## EXERCISE GOAL:
Make an exact copy of all the entries below, with the pictures left out.

## RECORDS FOR THIS TASK:
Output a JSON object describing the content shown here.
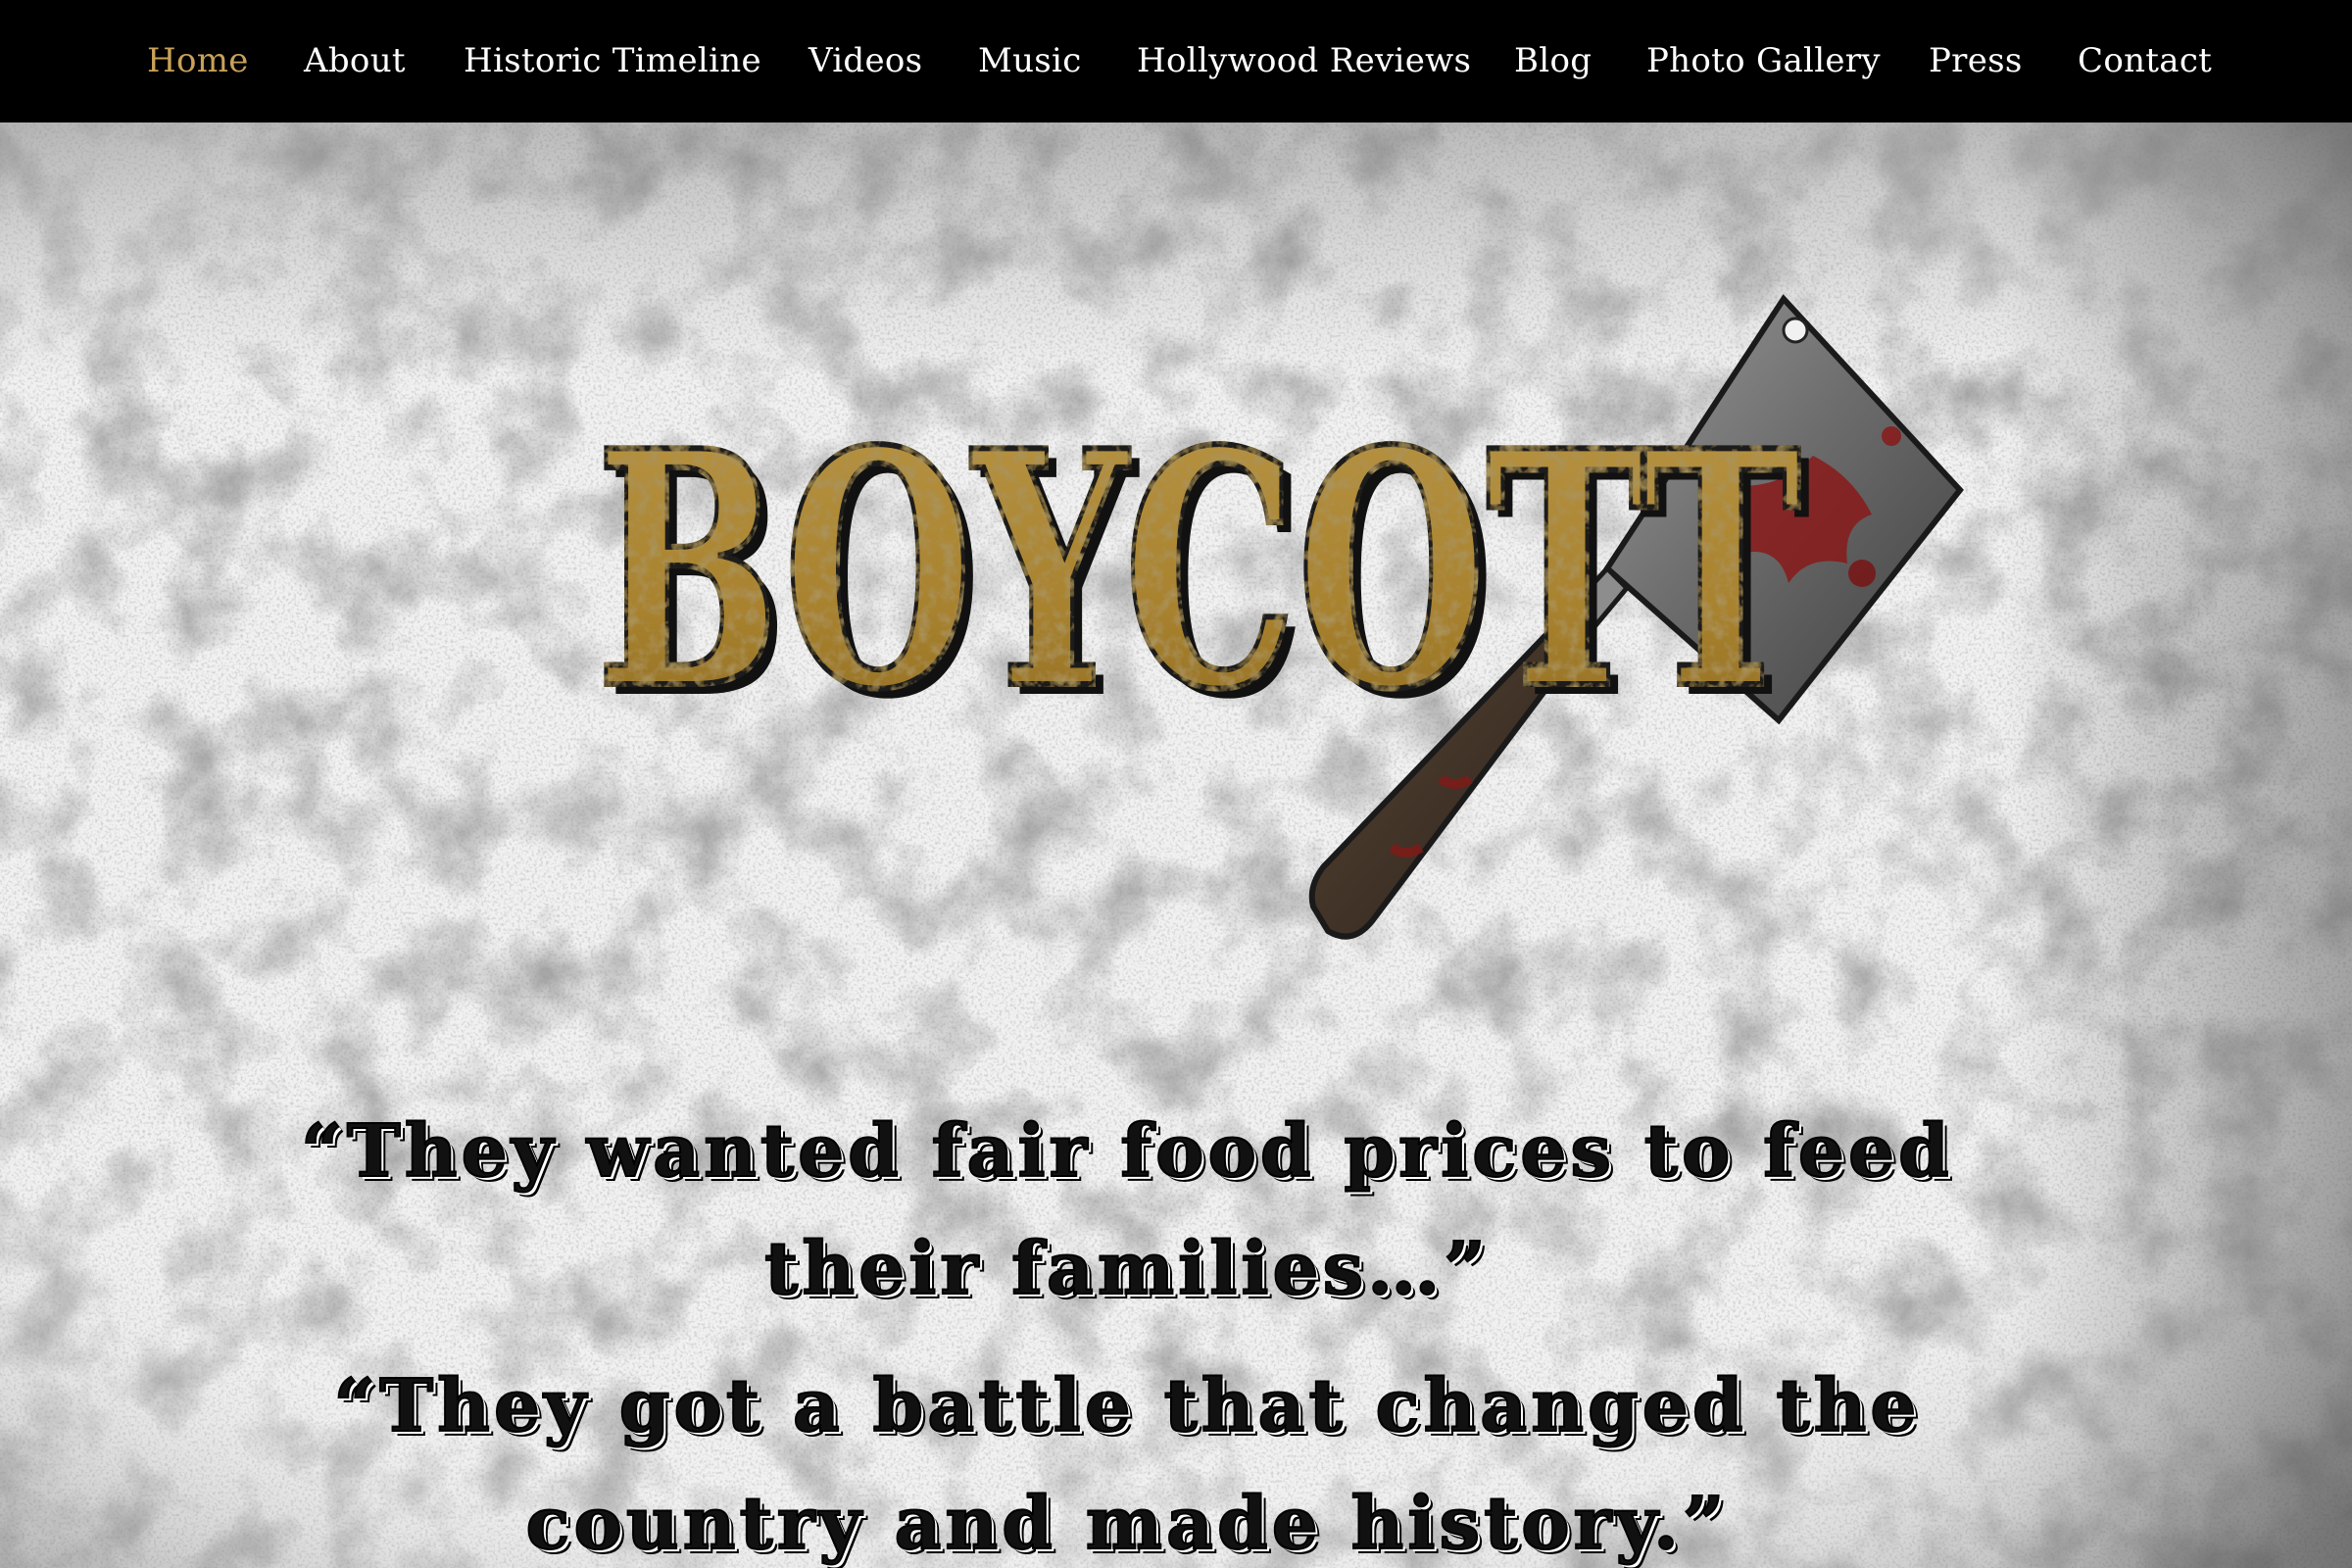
{
  "nav": {
    "items": [
      {
        "label": "Home",
        "active": true
      },
      {
        "label": "About"
      },
      {
        "label": "Historic Timeline"
      },
      {
        "label": "Videos"
      },
      {
        "label": "Music"
      },
      {
        "label": "Hollywood Reviews"
      },
      {
        "label": "Blog"
      },
      {
        "label": "Photo Gallery"
      },
      {
        "label": "Press"
      },
      {
        "label": "Contact"
      }
    ]
  },
  "hero": {
    "logo_text": "BOYCOTT",
    "logo_icon": "meat-cleaver-icon",
    "quote_1": "“They wanted fair food prices to feed their families…”",
    "quote_2": "“They got a battle that changed the country and made history.”"
  },
  "colors": {
    "nav_background": "#000000",
    "nav_text": "#ffffff",
    "nav_active": "#c9a15a",
    "logo_gold": "#a8822e",
    "quote_text": "#111111"
  }
}
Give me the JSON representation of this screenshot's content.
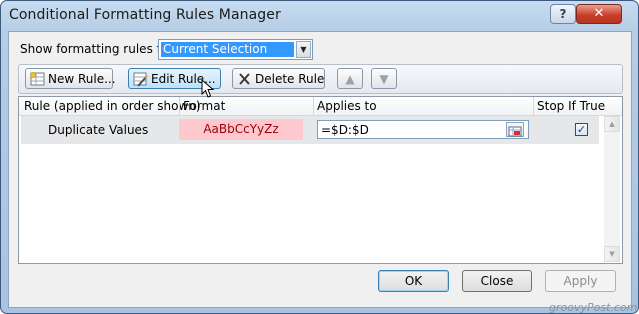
{
  "window": {
    "title": "Conditional Formatting Rules Manager",
    "help_label": "?",
    "close_label": "✕"
  },
  "scope": {
    "label": "Show formatting rules for:",
    "selected": "Current Selection"
  },
  "toolbar": {
    "new_rule_label": "New Rule...",
    "edit_rule_label": "Edit Rule...",
    "delete_rule_label": "Delete Rule",
    "move_up_glyph": "▲",
    "move_down_glyph": "▼"
  },
  "grid": {
    "columns": [
      "Rule (applied in order shown)",
      "Format",
      "Applies to",
      "Stop If True"
    ],
    "rows": [
      {
        "rule": "Duplicate Values",
        "format_preview": "AaBbCcYyZz",
        "applies_to": "=$D:$D",
        "stop_if_true": true,
        "check_glyph": "✓"
      }
    ]
  },
  "footer": {
    "ok_label": "OK",
    "close_label": "Close",
    "apply_label": "Apply"
  },
  "watermark": "groovyPost.com",
  "colors": {
    "format_fill": "#ffc7ce",
    "format_text": "#9c0006",
    "selection": "#3399ff"
  },
  "icons": [
    "new-rule-icon",
    "edit-rule-icon",
    "delete-x-icon",
    "move-up-icon",
    "move-down-icon",
    "range-select-icon",
    "dropdown-arrow-icon",
    "mouse-cursor-icon"
  ]
}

## RESPONSE TO THE TASK:
Output a JSON object describing the content shown here.
{
  "nav": {
    "items": [
      {
        "label": "Home",
        "active": true
      },
      {
        "label": "About"
      },
      {
        "label": "Historic Timeline"
      },
      {
        "label": "Videos"
      },
      {
        "label": "Music"
      },
      {
        "label": "Hollywood Reviews"
      },
      {
        "label": "Blog"
      },
      {
        "label": "Photo Gallery"
      },
      {
        "label": "Press"
      },
      {
        "label": "Contact"
      }
    ]
  },
  "hero": {
    "logo_text": "BOYCOTT",
    "logo_icon": "meat-cleaver-icon",
    "quote_1": "“They wanted fair food prices to feed their families…”",
    "quote_2": "“They got a battle that changed the country and made history.”"
  },
  "colors": {
    "nav_background": "#000000",
    "nav_text": "#ffffff",
    "nav_active": "#c9a15a",
    "logo_gold": "#a8822e",
    "quote_text": "#111111"
  }
}
Give me the JSON representation of this screenshot's content.
{
  "window": {
    "title": "Conditional Formatting Rules Manager",
    "help_label": "?",
    "close_label": "✕"
  },
  "scope": {
    "label": "Show formatting rules for:",
    "selected": "Current Selection"
  },
  "toolbar": {
    "new_rule_label": "New Rule...",
    "edit_rule_label": "Edit Rule...",
    "delete_rule_label": "Delete Rule",
    "move_up_glyph": "▲",
    "move_down_glyph": "▼"
  },
  "grid": {
    "columns": [
      "Rule (applied in order shown)",
      "Format",
      "Applies to",
      "Stop If True"
    ],
    "rows": [
      {
        "rule": "Duplicate Values",
        "format_preview": "AaBbCcYyZz",
        "applies_to": "=$D:$D",
        "stop_if_true": true,
        "check_glyph": "✓"
      }
    ]
  },
  "footer": {
    "ok_label": "OK",
    "close_label": "Close",
    "apply_label": "Apply"
  },
  "watermark": "groovyPost.com",
  "colors": {
    "format_fill": "#ffc7ce",
    "format_text": "#9c0006",
    "selection": "#3399ff"
  },
  "icons": [
    "new-rule-icon",
    "edit-rule-icon",
    "delete-x-icon",
    "move-up-icon",
    "move-down-icon",
    "range-select-icon",
    "dropdown-arrow-icon",
    "mouse-cursor-icon"
  ]
}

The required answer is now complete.